TASK REQUIREMENTS — Continue the passage about investing in grocers and automakers, starting after its final sentence.

GIVEN PASSAGE —
Segment Open

To hedge that monthly food bill, shoppers may want to consider investing in a grocer like Kroger (KR 0.63%). Kroger is one of the largest grocery-store operators in America. Last quarter, the company reported that sales at stores open at least one year grew by 5.6%. The company's ongoing expansion plans, which include a string of acquisitions, means that Kroger's revenue should keep climbing. While supermarket profit margins are typically thin, Kroger's 2.77% operating margin during the past 12 months is more than 1% better than its competitor Safeway.
Investors looking for an even faster-growing grocer may want to look at Whole Foods Market (WFM). Shares of Whole Foods have retreated this year over worries about competition, but its 6.5% operating margin makes it intriguing.
4. According to TruCar.com, the average new car costs roughly $31,000, and that means that average auto payments are getting increasingly more expensive. Savvy consumers can save some money by buying slightly used, low-mileage vehicles, but even buying those vehicles will result in forking over a big chunk of hard-earned money.
Although automakers are cyclical companies that can be risky when economies stutter, investors might still want to consider owning General Motors (GM 1.92%) or Toyota (TM 1.48%). Both are global automakers that generate billions of dollars in annual revenue, and each is likely to benefit over the long haul from growth in emerging markets.

Segment Closed

DATA UNDER STUDY —
Segment Open

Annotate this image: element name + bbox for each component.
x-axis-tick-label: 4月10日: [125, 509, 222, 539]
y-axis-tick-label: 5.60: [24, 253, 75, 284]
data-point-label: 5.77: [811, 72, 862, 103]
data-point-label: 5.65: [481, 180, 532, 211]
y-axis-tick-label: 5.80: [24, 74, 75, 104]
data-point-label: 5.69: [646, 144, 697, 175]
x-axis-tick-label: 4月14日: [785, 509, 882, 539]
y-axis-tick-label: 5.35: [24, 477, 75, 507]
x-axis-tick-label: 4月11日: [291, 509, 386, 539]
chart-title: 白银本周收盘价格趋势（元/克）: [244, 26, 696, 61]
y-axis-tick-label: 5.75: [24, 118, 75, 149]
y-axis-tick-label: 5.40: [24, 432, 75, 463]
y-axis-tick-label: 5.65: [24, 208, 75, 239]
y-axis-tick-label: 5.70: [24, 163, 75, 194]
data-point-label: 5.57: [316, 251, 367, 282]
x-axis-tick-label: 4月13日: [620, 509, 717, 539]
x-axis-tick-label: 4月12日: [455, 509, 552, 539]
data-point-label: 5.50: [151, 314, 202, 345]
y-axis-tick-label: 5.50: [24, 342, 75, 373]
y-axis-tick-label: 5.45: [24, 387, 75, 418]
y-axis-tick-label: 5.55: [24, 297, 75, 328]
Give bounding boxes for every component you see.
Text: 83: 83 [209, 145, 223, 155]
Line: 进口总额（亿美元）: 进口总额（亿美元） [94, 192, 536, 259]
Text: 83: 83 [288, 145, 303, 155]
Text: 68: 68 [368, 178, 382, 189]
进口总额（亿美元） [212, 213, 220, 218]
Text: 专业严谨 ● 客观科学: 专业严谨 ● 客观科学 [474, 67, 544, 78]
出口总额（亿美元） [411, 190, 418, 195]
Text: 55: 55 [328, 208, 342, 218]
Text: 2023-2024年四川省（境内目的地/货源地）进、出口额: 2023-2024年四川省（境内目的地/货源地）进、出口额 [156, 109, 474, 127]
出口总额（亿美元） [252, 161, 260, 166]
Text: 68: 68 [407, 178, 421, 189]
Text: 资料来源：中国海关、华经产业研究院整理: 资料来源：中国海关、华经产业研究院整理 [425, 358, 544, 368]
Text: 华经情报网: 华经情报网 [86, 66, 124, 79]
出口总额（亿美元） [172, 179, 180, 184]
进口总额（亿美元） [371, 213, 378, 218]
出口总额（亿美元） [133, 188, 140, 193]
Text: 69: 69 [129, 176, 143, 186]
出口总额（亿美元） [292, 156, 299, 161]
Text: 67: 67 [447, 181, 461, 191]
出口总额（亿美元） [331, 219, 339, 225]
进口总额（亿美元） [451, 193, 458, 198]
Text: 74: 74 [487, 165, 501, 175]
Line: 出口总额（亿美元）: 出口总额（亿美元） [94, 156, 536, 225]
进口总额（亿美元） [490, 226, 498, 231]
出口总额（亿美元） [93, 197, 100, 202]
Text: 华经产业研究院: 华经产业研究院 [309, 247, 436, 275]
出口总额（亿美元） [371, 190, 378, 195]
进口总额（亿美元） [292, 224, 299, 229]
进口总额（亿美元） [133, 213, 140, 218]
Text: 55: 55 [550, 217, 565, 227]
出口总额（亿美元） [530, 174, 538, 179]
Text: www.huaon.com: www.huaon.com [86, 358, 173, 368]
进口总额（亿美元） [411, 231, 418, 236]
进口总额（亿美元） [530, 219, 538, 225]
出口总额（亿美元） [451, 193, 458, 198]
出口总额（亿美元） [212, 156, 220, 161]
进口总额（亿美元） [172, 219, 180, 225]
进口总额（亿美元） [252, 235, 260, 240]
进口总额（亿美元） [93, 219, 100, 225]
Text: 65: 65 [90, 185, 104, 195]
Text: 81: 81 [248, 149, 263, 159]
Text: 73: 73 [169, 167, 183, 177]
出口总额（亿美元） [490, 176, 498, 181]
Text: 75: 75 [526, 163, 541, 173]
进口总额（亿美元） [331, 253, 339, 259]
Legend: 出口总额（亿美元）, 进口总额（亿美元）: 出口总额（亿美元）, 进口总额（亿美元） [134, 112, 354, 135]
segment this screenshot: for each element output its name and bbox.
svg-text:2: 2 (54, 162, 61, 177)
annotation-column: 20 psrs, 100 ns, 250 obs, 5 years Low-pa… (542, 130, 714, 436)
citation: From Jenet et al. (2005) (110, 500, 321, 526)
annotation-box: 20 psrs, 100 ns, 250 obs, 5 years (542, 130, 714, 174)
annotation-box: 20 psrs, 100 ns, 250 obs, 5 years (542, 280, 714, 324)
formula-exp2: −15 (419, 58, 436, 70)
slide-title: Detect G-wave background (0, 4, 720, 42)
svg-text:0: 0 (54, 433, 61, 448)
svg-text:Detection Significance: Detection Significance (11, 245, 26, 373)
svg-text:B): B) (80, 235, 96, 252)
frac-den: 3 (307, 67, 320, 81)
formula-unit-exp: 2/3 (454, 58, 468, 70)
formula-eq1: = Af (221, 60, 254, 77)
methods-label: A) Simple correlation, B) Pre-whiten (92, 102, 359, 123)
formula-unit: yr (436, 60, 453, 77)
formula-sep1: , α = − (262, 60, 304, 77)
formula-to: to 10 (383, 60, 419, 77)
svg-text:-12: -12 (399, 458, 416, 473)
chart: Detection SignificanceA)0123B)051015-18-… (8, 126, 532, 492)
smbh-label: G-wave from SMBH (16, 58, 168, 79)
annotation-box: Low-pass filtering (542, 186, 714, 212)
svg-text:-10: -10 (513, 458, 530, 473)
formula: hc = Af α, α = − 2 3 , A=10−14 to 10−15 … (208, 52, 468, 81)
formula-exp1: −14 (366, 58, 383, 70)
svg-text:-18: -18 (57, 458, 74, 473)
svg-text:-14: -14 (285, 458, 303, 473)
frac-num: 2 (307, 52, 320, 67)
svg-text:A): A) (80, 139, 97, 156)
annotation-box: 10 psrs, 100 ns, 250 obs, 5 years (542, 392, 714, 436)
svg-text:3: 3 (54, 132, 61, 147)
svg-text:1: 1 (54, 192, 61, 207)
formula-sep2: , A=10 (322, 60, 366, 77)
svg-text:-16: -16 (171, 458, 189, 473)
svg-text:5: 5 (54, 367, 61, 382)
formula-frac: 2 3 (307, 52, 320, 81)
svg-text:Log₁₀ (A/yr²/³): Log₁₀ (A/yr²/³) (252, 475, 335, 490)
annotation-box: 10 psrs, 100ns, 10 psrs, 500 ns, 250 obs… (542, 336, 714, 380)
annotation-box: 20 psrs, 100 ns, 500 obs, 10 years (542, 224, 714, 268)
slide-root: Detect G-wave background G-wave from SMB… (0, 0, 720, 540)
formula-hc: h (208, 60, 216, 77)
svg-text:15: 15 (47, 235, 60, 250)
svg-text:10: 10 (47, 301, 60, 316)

Segment Closed

RESPONSE AREA —
5. Gasoline prices have been shrinking during the past couple of months, but gasoline costs remain one of the most frustrating of our monthly expenses. Aside from trading in our car for a more fuel-efficient model, there's little that can be done beyond regular tune-ups and proper tire inflation to reduce our gasoline expenses.
To take a bit of the sting out of swiping a card at the pump every week, investors might want to consider investing in ExxonMobil (XOM 0.15%) or Chevron (CVX 0.47%), two of the globe's biggest oil and gas companies. Profit at those companies climbs when prices go up, but sags when prices fall. As a result, the recent drop in gasoline prices has taken shares in both companies lower, but that could prove to be an opportunity for long-term investors to sprinkle them into portfolios. After all, if lower prices force smaller, less financially sound oil companies to shutter production, both companies could benefit down the road, especially if they use weakness to buy oil fields on the cheap. In the meantime, investors in ExxonMobil or Chevron will be paid a solid dividend yield of 3% or 4%, respectively.
6. Health insurance is one of the biggest monthly expenses facing Americans, and spending on hospitalization and medicine is likely to cause insurance premiums to climb higher now that baby boomers are getting older.
Investors looking to profit from that spending trend may want to consider taking a stake in either UnitedHealth Group (UNH 0.54%) or Anthem (ELV 0.19%). These two are among the biggest health insurers in the nation, and each is seeing revenue jump thanks to rising demand for Medicare plans and reform-driven insurance enrollment.
7. If you spend a lot of money on clothing or on hobbies, there are plenty of investment choices, too. Clothing is a bit discretionary, so sales tend to suffer when unemployment increases, but savvy shoppers may want to keep an eye on tried-and-true aspirational brands like Coach (TPR 2.47%). Shares in Coach have fallen 40% this year as margin has retreated, but with a reasonable balance sheet and an iconic brand, there could be an opportunity for long-term investors to buy shares on sale.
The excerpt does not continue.